→ Set of tasks:
**a)** According to the text about Antonysamy Savarimuthu, on what date was he ordained a priest?
**b)** From the text about Antonysamy Savarimuthu, copy out the part that opens with the words containing "Mons. Antonysamy Savarimuthu" and closes with "1992 to 2000.", swapping "Bangalore" for "Bengaluru".

→ Text excerpt:
Roman Catholic priest in Tamil Nadu, India

Mons. Antonysamy Savarimuthu is a Metropolitan Archbishop of The Metropolitan Archdiocese of Madurai since July 2025 and previously Bishop of the Catholic Diocese of Palayamkottai, Tamil Nadu, India from 2019 to 2025. He was born on 8 December 1960 in Vadaku Vandalam of the Diocese of Palayamkottai.

==Formation and Education==

He studied his initiation course in St Peter's Minor Seminary, Madurai. He pursued his philosophical and theological formation in St Peter's Pontifical Seminary, Bangalore from 1979 to 1987. He was ordained a priest on 26 April 1987. He also holds a Licentiate and Doctorate in Canon Law from Institut Catholique de Paris from 1992 to 2000.

→ Provided records:
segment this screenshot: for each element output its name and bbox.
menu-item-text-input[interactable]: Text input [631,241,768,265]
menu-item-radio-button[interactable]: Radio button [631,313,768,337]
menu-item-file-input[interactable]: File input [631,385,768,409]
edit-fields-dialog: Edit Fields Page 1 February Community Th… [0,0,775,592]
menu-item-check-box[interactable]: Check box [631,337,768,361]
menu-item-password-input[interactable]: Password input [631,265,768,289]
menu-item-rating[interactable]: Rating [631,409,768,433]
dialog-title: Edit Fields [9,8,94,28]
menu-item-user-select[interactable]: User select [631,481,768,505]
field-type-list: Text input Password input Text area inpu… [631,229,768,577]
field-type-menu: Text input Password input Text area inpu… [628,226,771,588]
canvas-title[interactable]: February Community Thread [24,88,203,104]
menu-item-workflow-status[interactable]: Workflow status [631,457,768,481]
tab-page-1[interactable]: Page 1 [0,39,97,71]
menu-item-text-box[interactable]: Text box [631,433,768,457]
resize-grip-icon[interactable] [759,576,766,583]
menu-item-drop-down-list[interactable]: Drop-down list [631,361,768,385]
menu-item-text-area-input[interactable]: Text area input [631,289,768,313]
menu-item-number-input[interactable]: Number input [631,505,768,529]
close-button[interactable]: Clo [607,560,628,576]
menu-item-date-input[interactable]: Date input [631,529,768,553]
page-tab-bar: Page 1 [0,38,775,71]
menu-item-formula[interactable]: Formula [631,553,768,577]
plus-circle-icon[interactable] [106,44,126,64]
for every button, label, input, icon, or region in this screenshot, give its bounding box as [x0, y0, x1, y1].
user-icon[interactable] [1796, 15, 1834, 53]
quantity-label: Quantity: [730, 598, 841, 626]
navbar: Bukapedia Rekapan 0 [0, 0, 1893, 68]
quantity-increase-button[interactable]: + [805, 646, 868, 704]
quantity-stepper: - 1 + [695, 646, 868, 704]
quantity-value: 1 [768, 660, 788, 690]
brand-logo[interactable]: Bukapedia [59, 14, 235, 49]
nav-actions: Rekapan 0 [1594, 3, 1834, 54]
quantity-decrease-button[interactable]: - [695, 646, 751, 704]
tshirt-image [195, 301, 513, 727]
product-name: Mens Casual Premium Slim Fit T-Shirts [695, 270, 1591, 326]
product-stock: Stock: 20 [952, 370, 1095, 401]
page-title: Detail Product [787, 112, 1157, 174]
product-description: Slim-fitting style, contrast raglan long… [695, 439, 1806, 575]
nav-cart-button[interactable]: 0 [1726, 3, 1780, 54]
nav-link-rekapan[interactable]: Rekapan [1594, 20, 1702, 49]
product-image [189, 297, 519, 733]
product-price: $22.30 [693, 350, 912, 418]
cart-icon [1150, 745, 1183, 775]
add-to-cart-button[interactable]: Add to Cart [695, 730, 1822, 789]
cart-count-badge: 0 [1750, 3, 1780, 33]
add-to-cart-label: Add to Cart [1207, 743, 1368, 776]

→ Responses per task:
**a)** 26 April 1987

**b)**
Mons. Antonysamy Savarimuthu is a Metropolitan Archbishop of The Metropolitan Archdiocese of Madurai since July 2025 and previously Bishop of the Catholic Diocese of Palayamkottai, Tamil Nadu, India from 2019 to 2025. He was born on 8 December 1960 in Vadaku Vandalam of the Diocese of Palayamkottai.

==Formation and Education==

He studied his initiation course in St Peter's Minor Seminary, Madurai. He pursued his philosophical and theological formation in St Peter's Pontifical Seminary, Bengaluru from 1979 to 1987. He was ordained a priest on 26 April 1987. He also holds a Licentiate and Doctorate in Canon Law from Institut Catholique de Paris from 1992 to 2000.